▶ [Work instructions]
Check every line below for the string "Flight", and copy the lines that contain it.

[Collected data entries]
::::

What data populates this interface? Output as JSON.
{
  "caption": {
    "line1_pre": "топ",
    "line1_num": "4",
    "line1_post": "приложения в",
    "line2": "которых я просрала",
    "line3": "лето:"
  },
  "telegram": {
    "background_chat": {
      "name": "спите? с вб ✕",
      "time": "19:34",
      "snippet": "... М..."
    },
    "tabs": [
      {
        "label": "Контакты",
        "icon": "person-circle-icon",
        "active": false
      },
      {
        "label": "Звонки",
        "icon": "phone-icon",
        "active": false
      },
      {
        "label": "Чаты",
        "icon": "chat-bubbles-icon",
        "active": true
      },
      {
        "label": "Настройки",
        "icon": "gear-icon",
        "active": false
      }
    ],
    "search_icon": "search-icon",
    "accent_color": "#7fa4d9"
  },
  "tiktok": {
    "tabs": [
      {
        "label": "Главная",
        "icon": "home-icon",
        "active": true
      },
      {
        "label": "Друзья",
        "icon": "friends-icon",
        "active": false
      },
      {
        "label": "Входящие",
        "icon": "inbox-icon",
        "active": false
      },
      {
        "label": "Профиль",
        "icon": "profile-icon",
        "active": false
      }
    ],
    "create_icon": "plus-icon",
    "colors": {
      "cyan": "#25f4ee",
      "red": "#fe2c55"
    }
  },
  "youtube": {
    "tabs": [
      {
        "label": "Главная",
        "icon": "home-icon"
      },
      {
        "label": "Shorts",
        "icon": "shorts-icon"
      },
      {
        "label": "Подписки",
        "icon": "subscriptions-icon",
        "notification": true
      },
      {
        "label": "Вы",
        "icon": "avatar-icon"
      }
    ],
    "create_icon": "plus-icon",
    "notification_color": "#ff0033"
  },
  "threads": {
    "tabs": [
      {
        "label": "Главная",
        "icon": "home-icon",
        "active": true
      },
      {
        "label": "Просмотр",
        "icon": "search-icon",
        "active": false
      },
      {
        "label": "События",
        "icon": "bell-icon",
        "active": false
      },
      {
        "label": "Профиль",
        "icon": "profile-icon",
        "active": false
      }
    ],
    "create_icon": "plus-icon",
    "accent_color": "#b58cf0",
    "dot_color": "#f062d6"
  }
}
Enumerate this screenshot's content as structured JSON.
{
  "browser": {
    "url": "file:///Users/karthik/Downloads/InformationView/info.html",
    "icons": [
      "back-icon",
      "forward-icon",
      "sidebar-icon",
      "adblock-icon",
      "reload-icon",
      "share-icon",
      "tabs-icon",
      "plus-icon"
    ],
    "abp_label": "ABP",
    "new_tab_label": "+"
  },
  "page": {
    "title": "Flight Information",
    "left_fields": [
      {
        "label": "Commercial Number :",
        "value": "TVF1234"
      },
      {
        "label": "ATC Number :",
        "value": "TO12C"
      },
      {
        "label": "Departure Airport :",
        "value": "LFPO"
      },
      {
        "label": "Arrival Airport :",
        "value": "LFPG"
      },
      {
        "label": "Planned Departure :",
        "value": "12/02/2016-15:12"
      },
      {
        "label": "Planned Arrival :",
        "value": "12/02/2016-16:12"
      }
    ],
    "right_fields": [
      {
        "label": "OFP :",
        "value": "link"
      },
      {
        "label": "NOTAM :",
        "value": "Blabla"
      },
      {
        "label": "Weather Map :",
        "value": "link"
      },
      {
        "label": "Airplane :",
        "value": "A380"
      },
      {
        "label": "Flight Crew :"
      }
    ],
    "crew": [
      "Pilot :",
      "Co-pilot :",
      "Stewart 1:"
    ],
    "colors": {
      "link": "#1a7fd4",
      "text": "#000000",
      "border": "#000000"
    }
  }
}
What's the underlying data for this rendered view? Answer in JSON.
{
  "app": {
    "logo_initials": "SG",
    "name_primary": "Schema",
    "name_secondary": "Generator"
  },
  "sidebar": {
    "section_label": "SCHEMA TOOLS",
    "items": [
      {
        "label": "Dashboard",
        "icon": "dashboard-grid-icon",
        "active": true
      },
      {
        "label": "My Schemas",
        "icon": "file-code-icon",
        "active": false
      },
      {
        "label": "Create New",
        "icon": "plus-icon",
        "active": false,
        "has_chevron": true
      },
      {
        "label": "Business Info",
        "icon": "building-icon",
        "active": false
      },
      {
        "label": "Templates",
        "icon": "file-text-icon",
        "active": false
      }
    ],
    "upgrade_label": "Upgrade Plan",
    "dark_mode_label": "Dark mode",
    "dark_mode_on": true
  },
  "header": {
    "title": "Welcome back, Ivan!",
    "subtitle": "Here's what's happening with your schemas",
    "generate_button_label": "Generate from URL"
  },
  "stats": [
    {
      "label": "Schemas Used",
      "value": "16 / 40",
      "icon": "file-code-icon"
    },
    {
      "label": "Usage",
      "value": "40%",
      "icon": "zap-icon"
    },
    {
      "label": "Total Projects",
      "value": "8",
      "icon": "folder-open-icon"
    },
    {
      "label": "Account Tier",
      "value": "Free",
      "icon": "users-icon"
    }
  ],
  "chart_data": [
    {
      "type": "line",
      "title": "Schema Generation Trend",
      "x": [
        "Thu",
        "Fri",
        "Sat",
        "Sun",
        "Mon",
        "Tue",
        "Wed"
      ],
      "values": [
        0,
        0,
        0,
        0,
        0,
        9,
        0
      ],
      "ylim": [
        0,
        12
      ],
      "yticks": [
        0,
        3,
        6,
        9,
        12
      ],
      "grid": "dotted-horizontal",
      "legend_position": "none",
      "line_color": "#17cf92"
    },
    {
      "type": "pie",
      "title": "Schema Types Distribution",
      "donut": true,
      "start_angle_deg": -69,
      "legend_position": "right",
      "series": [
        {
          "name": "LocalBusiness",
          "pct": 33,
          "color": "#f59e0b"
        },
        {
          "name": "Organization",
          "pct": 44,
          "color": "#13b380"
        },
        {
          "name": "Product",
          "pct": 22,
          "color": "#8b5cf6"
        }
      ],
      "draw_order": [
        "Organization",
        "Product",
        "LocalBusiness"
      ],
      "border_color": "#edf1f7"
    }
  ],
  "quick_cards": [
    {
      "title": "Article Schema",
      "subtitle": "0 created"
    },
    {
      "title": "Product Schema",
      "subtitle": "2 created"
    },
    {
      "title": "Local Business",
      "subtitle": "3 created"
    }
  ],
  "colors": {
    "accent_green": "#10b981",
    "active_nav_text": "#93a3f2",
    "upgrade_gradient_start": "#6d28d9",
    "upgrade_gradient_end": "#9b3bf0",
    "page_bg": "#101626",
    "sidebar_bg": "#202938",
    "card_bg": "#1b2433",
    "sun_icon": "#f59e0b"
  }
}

::::

▶ [Response below]
    "title": "Flight Information",
        "label": "Flight Crew :"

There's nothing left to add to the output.